Exercise objective
Filter the records for lines holding the string "they".

Records to process
_ _ _ _

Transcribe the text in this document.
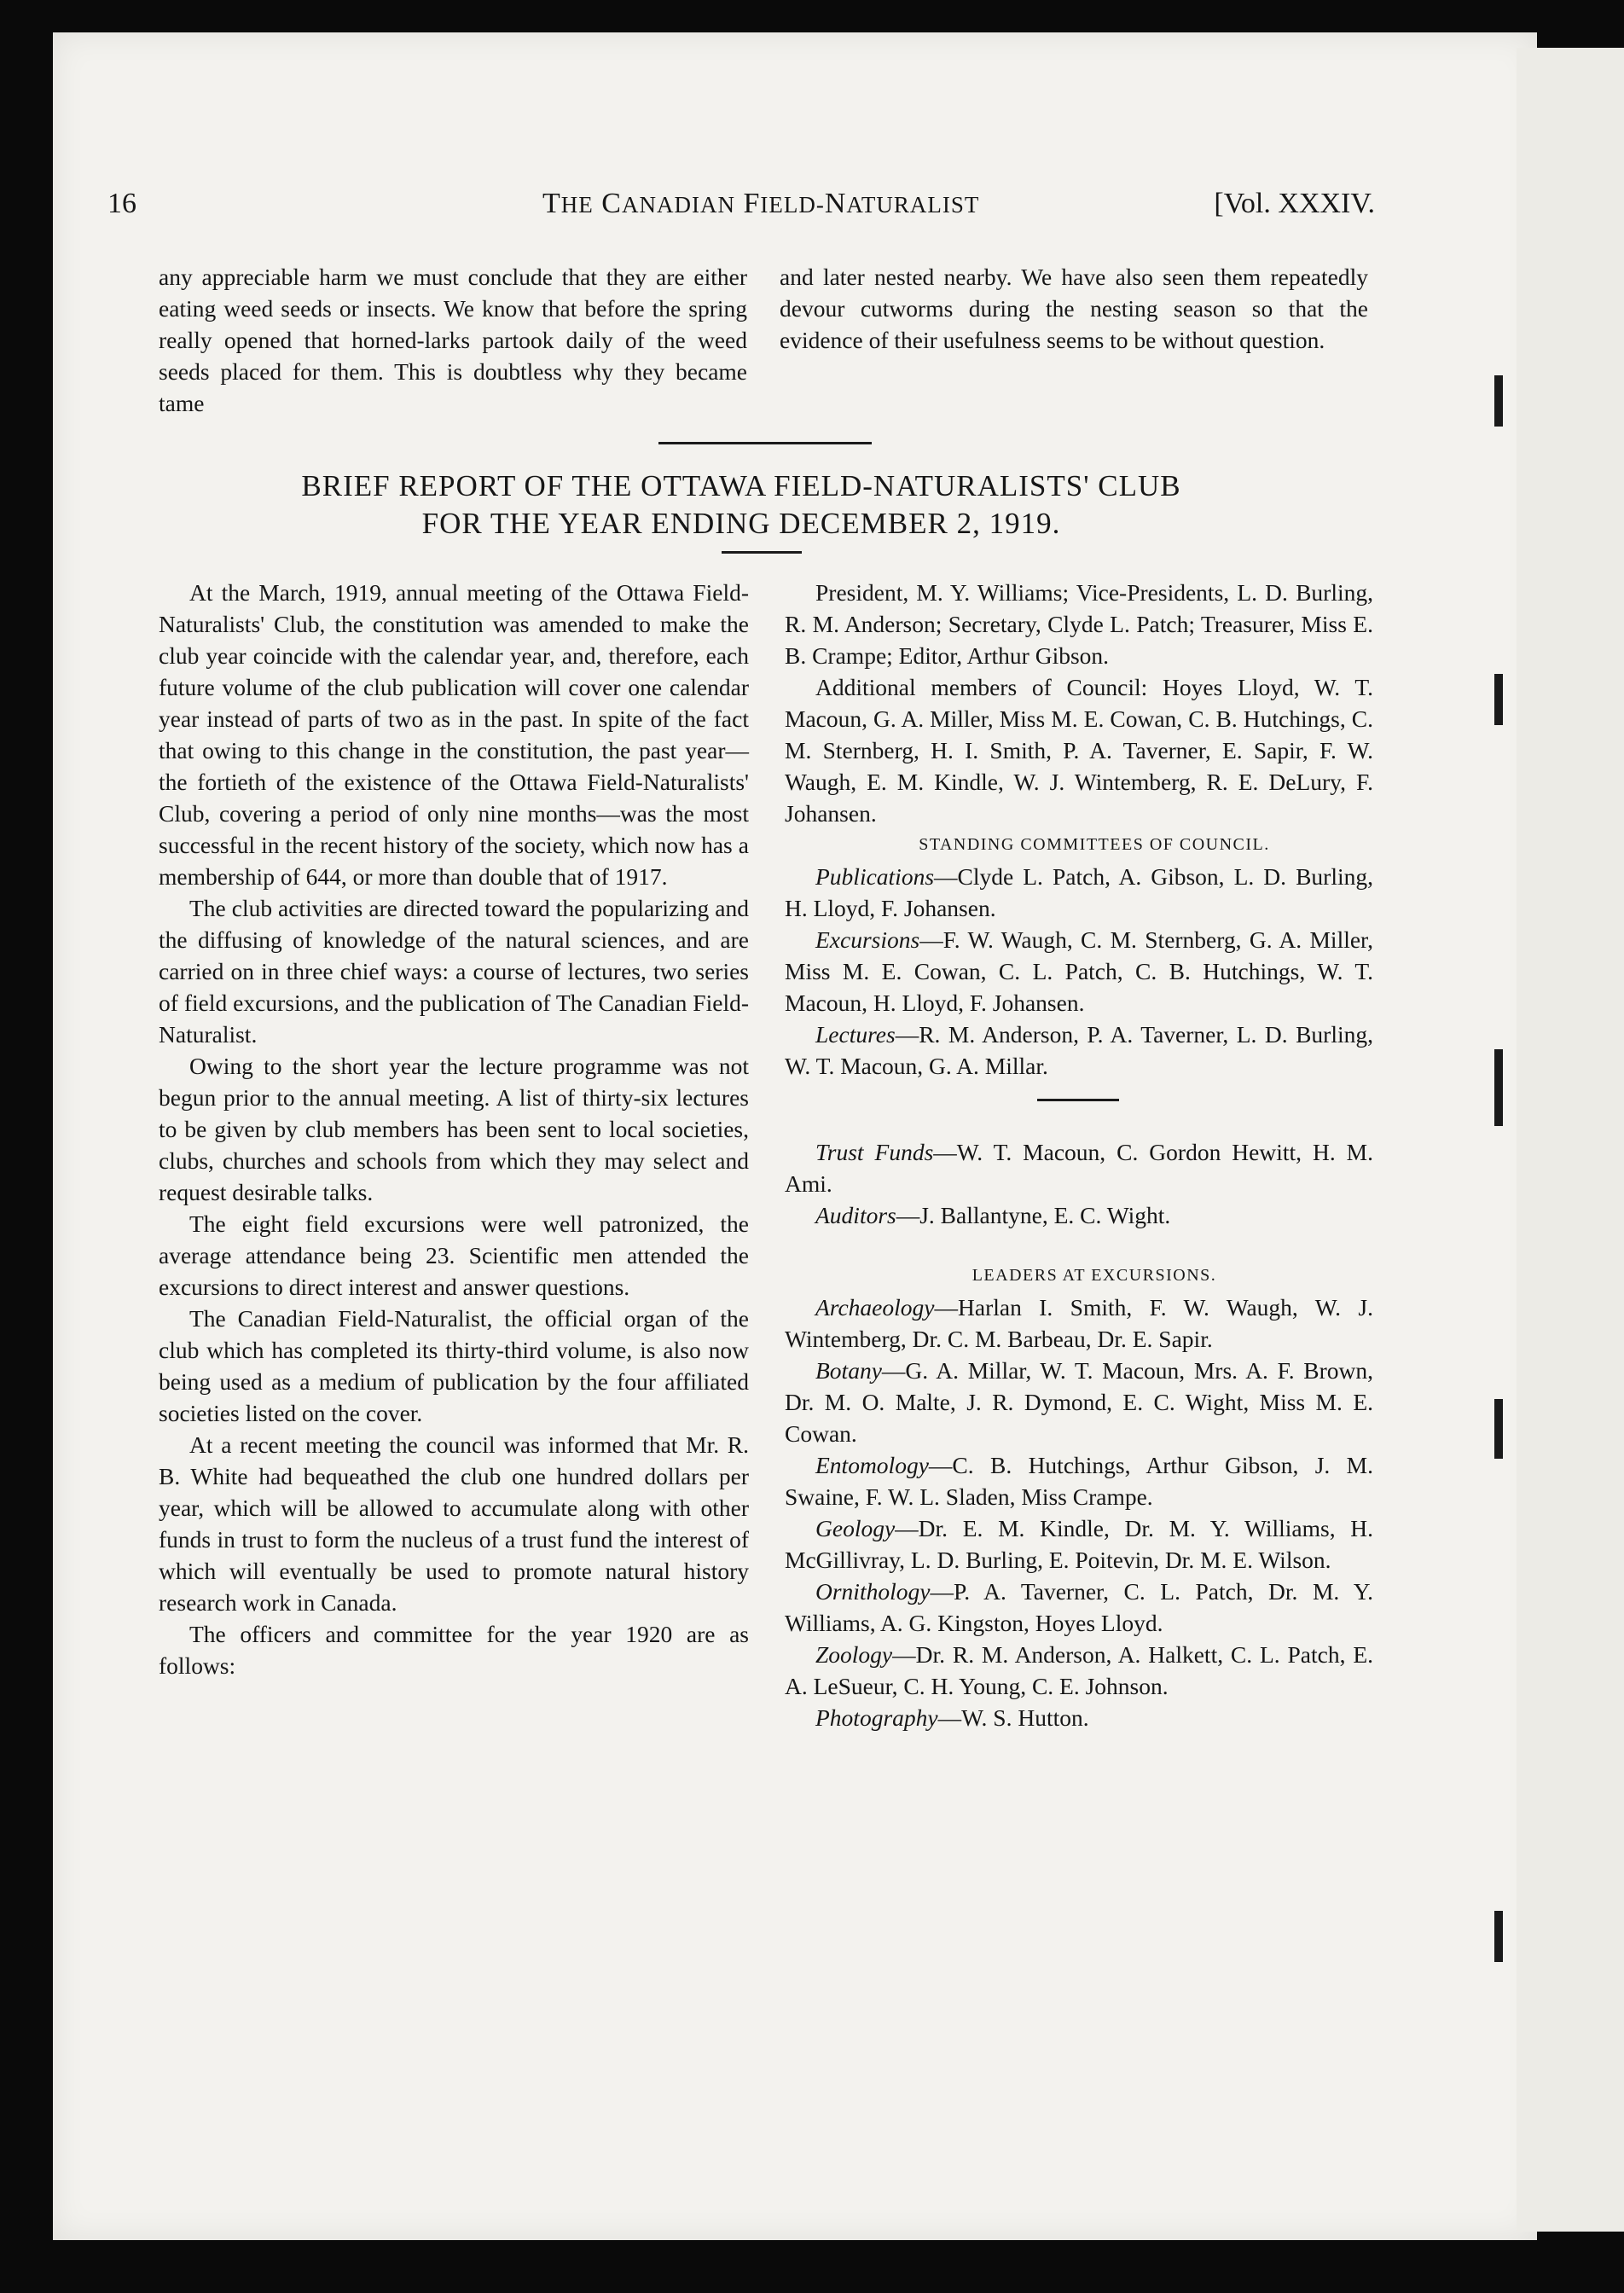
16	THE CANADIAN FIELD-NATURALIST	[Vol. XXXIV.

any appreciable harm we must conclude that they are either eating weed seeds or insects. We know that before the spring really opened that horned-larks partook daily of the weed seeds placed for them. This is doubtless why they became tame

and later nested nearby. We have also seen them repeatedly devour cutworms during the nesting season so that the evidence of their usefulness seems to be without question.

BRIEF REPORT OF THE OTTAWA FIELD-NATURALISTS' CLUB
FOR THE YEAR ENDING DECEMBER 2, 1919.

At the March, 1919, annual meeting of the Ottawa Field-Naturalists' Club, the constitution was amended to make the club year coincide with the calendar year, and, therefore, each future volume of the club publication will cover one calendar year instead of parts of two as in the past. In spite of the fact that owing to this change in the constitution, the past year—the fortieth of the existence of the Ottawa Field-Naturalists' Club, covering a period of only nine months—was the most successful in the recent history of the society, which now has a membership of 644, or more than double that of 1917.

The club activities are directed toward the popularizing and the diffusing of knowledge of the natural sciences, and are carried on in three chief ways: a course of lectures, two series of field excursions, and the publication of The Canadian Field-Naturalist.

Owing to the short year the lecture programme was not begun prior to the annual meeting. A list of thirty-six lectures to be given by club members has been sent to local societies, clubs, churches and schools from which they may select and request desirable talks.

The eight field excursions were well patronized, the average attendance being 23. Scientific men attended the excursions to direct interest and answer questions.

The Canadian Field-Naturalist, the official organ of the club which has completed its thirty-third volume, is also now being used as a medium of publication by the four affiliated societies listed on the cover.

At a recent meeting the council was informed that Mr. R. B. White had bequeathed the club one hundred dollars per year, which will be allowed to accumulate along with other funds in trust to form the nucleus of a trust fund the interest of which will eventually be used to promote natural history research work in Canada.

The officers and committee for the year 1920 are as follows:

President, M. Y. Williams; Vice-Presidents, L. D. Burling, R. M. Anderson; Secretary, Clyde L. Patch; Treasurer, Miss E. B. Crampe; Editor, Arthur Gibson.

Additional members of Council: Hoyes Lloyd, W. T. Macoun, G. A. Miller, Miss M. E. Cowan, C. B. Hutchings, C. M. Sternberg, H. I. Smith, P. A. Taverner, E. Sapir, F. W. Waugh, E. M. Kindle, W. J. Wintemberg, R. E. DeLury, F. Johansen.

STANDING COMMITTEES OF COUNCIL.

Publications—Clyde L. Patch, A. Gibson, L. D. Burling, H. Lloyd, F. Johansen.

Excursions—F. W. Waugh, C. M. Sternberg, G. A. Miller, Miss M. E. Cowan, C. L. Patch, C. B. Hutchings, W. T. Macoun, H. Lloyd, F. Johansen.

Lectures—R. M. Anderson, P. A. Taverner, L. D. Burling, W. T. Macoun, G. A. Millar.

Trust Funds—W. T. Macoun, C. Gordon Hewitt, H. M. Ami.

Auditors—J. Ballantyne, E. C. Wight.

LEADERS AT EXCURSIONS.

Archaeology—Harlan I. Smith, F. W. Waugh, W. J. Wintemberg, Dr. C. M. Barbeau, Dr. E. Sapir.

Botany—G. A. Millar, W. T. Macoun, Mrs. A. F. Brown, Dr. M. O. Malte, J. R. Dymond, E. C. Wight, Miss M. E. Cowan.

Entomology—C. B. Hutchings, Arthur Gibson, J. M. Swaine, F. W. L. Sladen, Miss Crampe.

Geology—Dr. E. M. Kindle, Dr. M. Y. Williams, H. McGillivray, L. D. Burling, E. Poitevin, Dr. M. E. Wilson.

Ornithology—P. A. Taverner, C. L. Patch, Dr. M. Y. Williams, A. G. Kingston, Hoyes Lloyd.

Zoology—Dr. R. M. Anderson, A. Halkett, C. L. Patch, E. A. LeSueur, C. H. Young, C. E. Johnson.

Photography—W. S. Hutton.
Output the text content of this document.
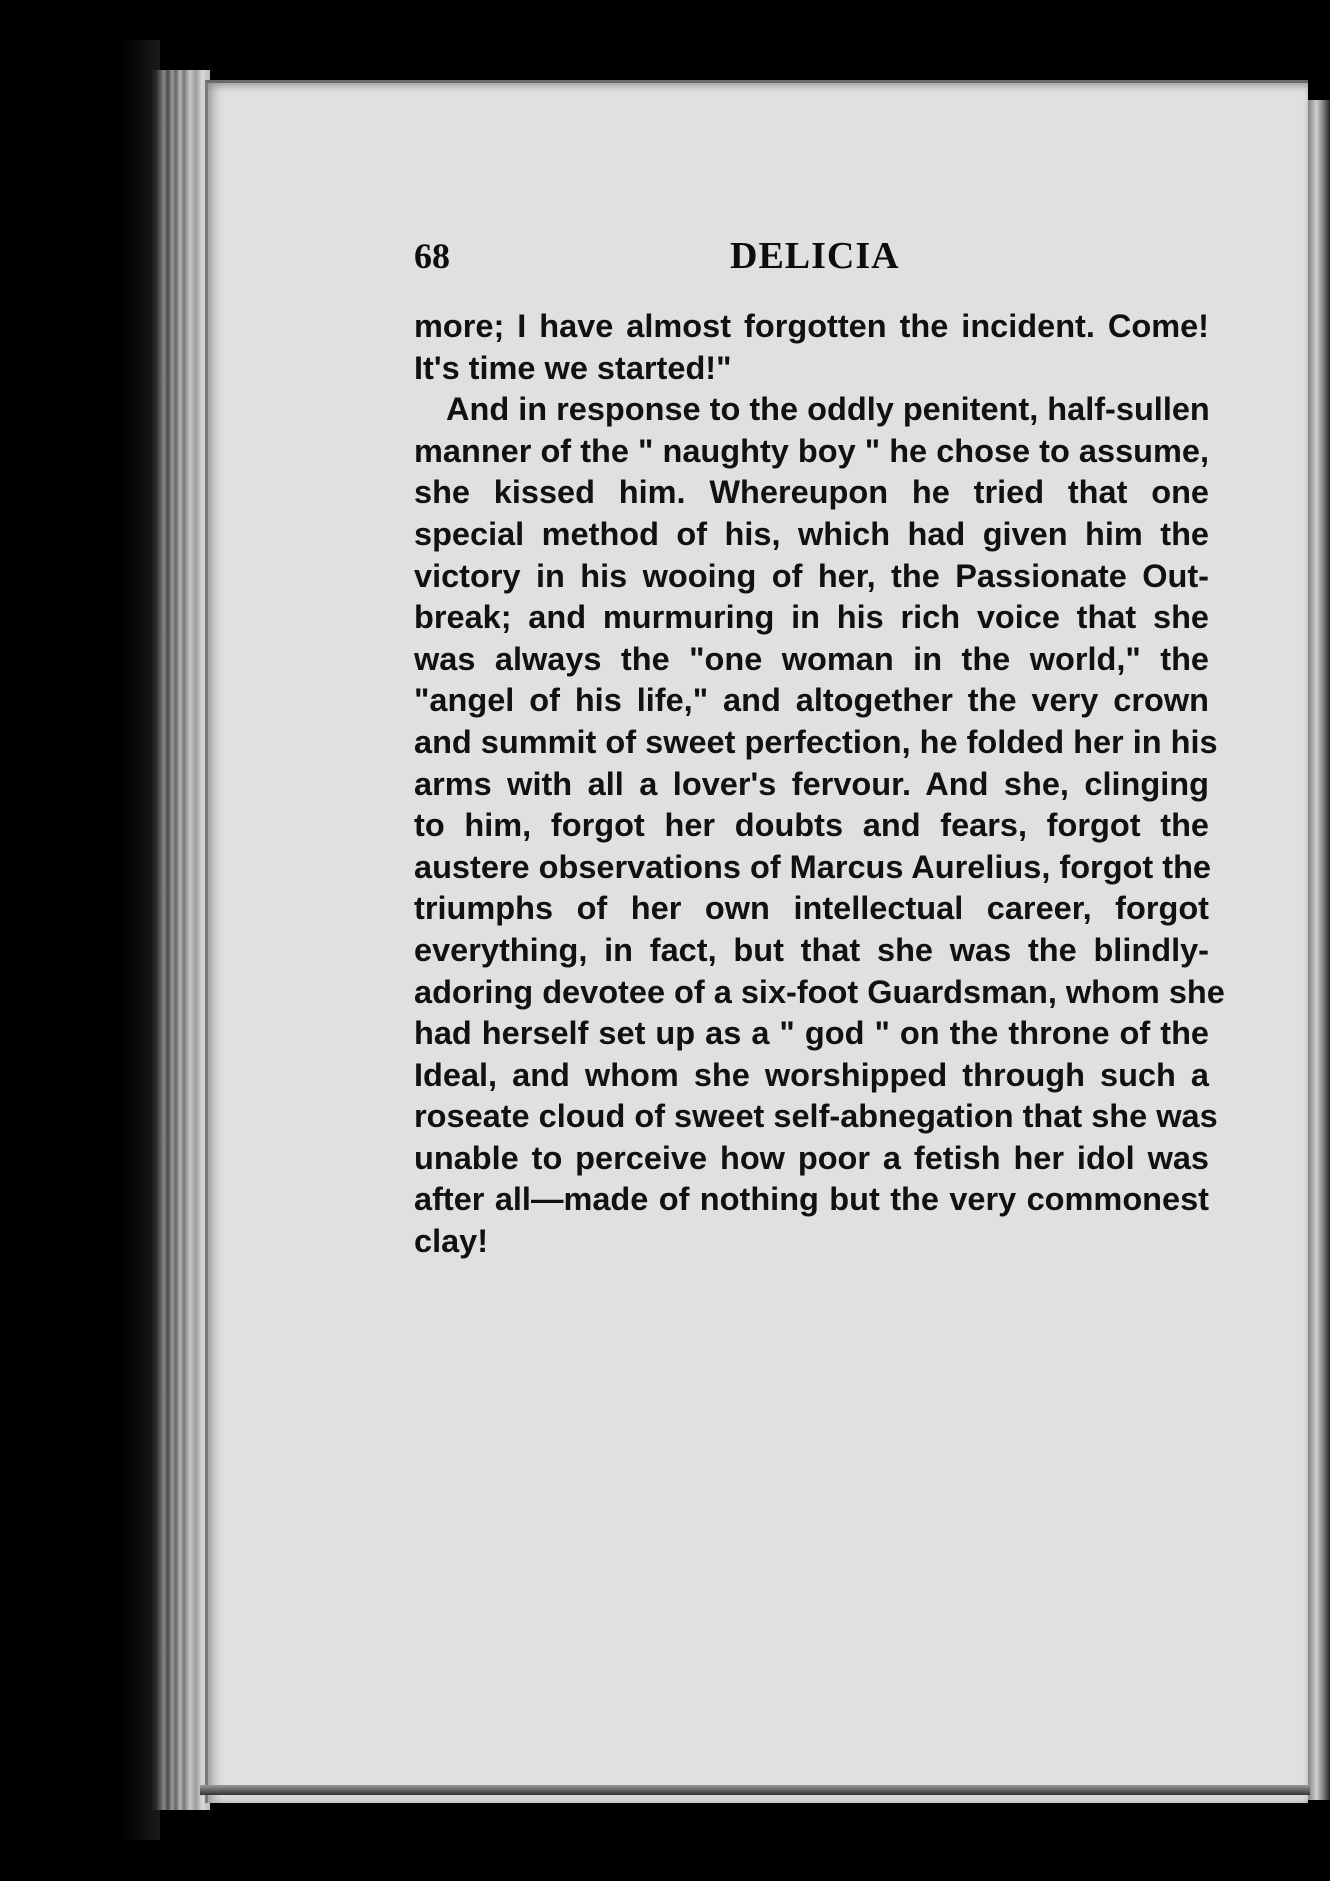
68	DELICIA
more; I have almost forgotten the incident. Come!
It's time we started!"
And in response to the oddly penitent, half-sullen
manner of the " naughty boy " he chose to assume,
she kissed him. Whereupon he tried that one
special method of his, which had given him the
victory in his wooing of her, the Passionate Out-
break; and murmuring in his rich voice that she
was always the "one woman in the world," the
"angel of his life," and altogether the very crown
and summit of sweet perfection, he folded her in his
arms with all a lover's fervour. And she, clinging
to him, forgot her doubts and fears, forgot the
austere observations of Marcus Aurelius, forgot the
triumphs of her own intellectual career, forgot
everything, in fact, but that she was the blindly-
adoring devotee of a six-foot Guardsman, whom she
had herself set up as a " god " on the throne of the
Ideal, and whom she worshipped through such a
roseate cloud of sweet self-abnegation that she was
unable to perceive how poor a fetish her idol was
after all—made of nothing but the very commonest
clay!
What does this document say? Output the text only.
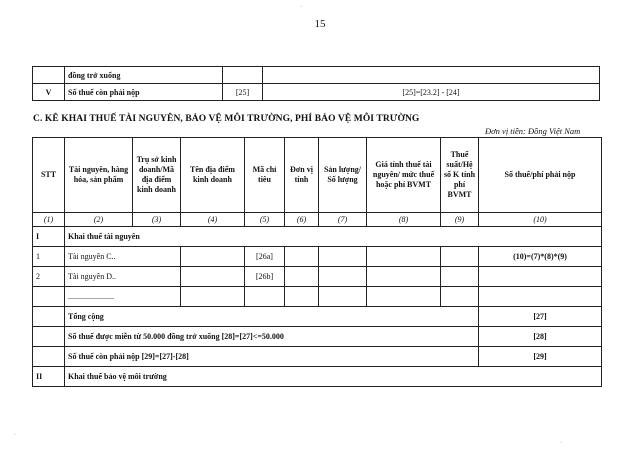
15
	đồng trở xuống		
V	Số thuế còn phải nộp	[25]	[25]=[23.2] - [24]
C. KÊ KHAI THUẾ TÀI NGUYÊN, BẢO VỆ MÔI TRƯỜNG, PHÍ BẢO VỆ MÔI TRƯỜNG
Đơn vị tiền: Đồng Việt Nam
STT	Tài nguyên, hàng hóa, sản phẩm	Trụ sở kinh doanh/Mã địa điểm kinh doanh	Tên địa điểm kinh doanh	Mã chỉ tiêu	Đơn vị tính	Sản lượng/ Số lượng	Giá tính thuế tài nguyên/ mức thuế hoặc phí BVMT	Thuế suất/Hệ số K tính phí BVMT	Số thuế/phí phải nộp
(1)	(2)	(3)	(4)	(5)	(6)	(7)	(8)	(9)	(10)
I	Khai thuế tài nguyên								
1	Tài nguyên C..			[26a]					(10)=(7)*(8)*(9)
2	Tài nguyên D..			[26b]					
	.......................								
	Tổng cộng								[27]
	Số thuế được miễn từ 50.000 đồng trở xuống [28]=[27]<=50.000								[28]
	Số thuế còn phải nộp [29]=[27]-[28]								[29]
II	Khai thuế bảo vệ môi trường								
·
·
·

_ _ _ _

In response
any appreciable harm we must conclude that they are either eating weed seeds or insects. We know that before the spring really opened that horned-larks partook daily of the weed seeds placed for them. This is doubtless why they became tame
Owing to the short year the lecture programme was not begun prior to the annual meeting. A list of thirty-six lectures to be given by club members has been sent to local societies, clubs, churches and schools from which they may select and request desirable talks.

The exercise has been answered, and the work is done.